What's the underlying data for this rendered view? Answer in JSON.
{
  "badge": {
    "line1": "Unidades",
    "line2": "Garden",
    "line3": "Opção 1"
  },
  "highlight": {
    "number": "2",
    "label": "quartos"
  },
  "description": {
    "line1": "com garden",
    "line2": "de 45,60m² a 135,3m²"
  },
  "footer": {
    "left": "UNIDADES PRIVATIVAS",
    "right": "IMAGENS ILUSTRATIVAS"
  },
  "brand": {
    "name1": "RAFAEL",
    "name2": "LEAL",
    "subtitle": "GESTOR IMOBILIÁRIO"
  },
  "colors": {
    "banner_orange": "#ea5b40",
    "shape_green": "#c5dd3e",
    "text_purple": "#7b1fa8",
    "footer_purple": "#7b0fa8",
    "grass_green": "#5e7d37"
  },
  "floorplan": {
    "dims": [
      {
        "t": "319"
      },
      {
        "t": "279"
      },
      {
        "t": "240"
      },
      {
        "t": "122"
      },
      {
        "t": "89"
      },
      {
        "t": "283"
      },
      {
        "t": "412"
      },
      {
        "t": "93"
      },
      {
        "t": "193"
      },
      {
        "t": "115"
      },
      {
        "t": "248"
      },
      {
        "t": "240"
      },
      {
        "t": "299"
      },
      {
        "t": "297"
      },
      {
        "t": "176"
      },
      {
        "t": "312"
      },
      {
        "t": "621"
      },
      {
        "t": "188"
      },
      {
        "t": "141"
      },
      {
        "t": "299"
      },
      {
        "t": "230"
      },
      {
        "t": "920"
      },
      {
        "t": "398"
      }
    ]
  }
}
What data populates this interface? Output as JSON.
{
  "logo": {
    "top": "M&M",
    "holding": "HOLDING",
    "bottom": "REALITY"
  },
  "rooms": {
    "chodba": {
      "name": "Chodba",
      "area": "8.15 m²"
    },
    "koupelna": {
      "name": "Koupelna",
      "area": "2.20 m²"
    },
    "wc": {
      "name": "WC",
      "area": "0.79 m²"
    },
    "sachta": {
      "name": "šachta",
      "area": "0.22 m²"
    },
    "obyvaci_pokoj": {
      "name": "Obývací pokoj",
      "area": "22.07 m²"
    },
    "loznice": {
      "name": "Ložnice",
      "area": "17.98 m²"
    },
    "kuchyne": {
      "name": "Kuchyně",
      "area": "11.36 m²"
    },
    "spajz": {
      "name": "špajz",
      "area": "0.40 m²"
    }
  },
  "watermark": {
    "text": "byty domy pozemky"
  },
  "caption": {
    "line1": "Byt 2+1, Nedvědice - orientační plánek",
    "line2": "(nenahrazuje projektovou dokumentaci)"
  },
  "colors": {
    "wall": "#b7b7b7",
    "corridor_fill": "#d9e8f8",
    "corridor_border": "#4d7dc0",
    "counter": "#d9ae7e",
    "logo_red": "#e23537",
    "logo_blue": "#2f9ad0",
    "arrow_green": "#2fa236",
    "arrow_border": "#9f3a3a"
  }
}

-- What is needed --
Copy every line of the material, please, keeping it exactly the same.

-- Task answer --
What's the underlying data for this rendered view? Answer in JSON.
{
  "badge": {
    "line1": "Unidades",
    "line2": "Garden",
    "line3": "Opção 1"
  },
  "highlight": {
    "number": "2",
    "label": "quartos"
  },
  "description": {
    "line1": "com garden",
    "line2": "de 45,60m² a 135,3m²"
  },
  "footer": {
    "left": "UNIDADES PRIVATIVAS",
    "right": "IMAGENS ILUSTRATIVAS"
  },
  "brand": {
    "name1": "RAFAEL",
    "name2": "LEAL",
    "subtitle": "GESTOR IMOBILIÁRIO"
  },
  "colors": {
    "banner_orange": "#ea5b40",
    "shape_green": "#c5dd3e",
    "text_purple": "#7b1fa8",
    "footer_purple": "#7b0fa8",
    "grass_green": "#5e7d37"
  },
  "floorplan": {
    "dims": [
      {
        "t": "319"
      },
      {
        "t": "279"
      },
      {
        "t": "240"
      },
      {
        "t": "122"
      },
      {
        "t": "89"
      },
      {
        "t": "283"
      },
      {
        "t": "412"
      },
      {
        "t": "93"
      },
      {
        "t": "193"
      },
      {
        "t": "115"
      },
      {
        "t": "248"
      },
      {
        "t": "240"
      },
      {
        "t": "299"
      },
      {
        "t": "297"
      },
      {
        "t": "176"
      },
      {
        "t": "312"
      },
      {
        "t": "621"
      },
      {
        "t": "188"
      },
      {
        "t": "141"
      },
      {
        "t": "299"
      },
      {
        "t": "230"
      },
      {
        "t": "920"
      },
      {
        "t": "398"
      }
    ]
  }
}
What data populates this interface? Output as JSON.
{
  "logo": {
    "top": "M&M",
    "holding": "HOLDING",
    "bottom": "REALITY"
  },
  "rooms": {
    "chodba": {
      "name": "Chodba",
      "area": "8.15 m²"
    },
    "koupelna": {
      "name": "Koupelna",
      "area": "2.20 m²"
    },
    "wc": {
      "name": "WC",
      "area": "0.79 m²"
    },
    "sachta": {
      "name": "šachta",
      "area": "0.22 m²"
    },
    "obyvaci_pokoj": {
      "name": "Obývací pokoj",
      "area": "22.07 m²"
    },
    "loznice": {
      "name": "Ložnice",
      "area": "17.98 m²"
    },
    "kuchyne": {
      "name": "Kuchyně",
      "area": "11.36 m²"
    },
    "spajz": {
      "name": "špajz",
      "area": "0.40 m²"
    }
  },
  "watermark": {
    "text": "byty domy pozemky"
  },
  "caption": {
    "line1": "Byt 2+1, Nedvědice - orientační plánek",
    "line2": "(nenahrazuje projektovou dokumentaci)"
  },
  "colors": {
    "wall": "#b7b7b7",
    "corridor_fill": "#d9e8f8",
    "corridor_border": "#4d7dc0",
    "counter": "#d9ae7e",
    "logo_red": "#e23537",
    "logo_blue": "#2f9ad0",
    "arrow_green": "#2fa236",
    "arrow_border": "#9f3a3a"
  }
}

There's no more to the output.